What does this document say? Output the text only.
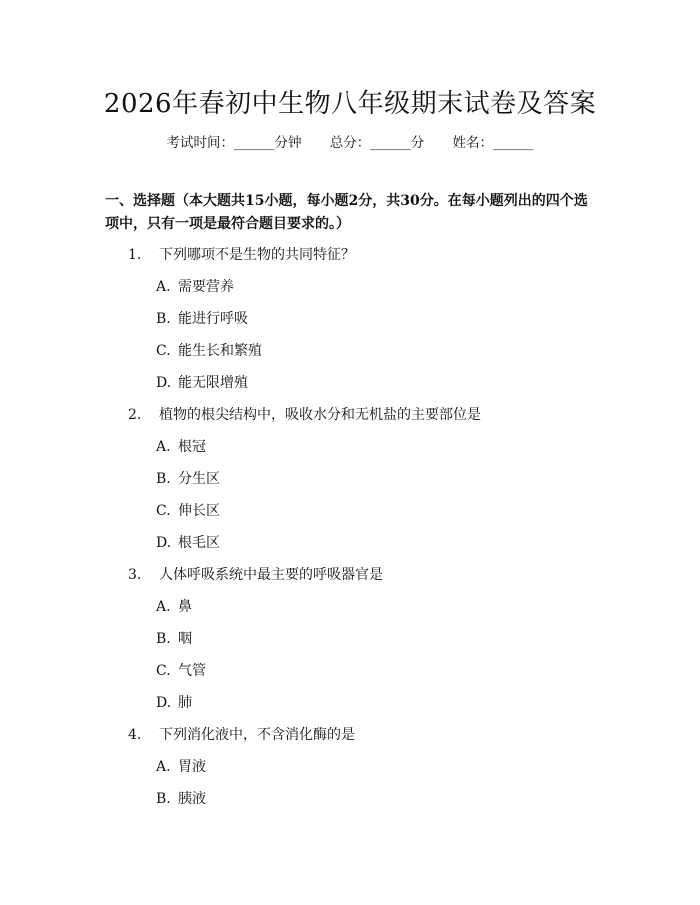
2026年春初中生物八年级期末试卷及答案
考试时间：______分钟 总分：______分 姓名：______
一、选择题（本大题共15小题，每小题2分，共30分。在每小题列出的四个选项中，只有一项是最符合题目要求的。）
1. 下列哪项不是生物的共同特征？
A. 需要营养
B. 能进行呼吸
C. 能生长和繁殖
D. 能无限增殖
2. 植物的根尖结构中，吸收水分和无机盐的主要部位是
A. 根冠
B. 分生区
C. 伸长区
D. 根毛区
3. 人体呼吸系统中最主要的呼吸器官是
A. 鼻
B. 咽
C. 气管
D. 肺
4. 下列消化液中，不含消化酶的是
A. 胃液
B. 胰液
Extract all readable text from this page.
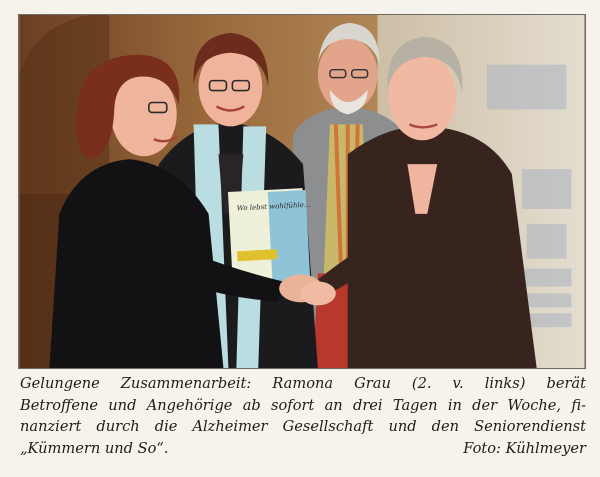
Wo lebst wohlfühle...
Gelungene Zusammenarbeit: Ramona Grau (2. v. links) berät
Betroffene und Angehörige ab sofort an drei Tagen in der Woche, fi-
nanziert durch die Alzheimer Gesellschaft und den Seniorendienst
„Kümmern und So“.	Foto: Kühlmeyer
───
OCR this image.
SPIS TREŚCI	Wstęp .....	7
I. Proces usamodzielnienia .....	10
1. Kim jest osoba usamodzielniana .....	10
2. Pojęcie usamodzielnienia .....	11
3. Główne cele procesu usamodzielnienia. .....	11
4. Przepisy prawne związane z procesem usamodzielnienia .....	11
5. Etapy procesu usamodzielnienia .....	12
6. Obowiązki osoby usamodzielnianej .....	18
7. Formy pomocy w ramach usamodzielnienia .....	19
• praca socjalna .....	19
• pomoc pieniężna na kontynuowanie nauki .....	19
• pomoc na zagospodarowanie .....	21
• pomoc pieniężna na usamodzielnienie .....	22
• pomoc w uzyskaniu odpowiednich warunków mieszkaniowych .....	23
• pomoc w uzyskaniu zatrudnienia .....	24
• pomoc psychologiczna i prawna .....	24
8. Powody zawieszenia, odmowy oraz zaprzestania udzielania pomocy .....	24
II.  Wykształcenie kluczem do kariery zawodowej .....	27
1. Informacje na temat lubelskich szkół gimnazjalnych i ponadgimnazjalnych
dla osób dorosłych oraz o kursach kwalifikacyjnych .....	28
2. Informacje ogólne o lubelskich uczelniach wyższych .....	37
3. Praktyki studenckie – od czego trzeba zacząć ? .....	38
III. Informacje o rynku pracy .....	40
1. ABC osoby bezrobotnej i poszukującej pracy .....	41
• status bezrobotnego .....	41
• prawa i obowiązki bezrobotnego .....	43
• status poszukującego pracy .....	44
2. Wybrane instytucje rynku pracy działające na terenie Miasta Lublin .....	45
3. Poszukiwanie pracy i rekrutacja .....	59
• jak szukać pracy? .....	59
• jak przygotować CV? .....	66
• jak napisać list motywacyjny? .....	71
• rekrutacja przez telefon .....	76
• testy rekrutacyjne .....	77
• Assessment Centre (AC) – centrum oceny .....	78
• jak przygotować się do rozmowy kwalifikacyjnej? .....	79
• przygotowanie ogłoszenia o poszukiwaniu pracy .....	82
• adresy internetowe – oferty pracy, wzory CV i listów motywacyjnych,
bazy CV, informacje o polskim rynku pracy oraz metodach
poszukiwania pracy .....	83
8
───
**Task prompt**
Pull every line containing the word "pomocy" out of the entries above.

**The reply**
7. Formy pomocy w ramach usamodzielnienia .....	19
8. Powody zawieszenia, odmowy oraz zaprzestania udzielania pomocy .....	24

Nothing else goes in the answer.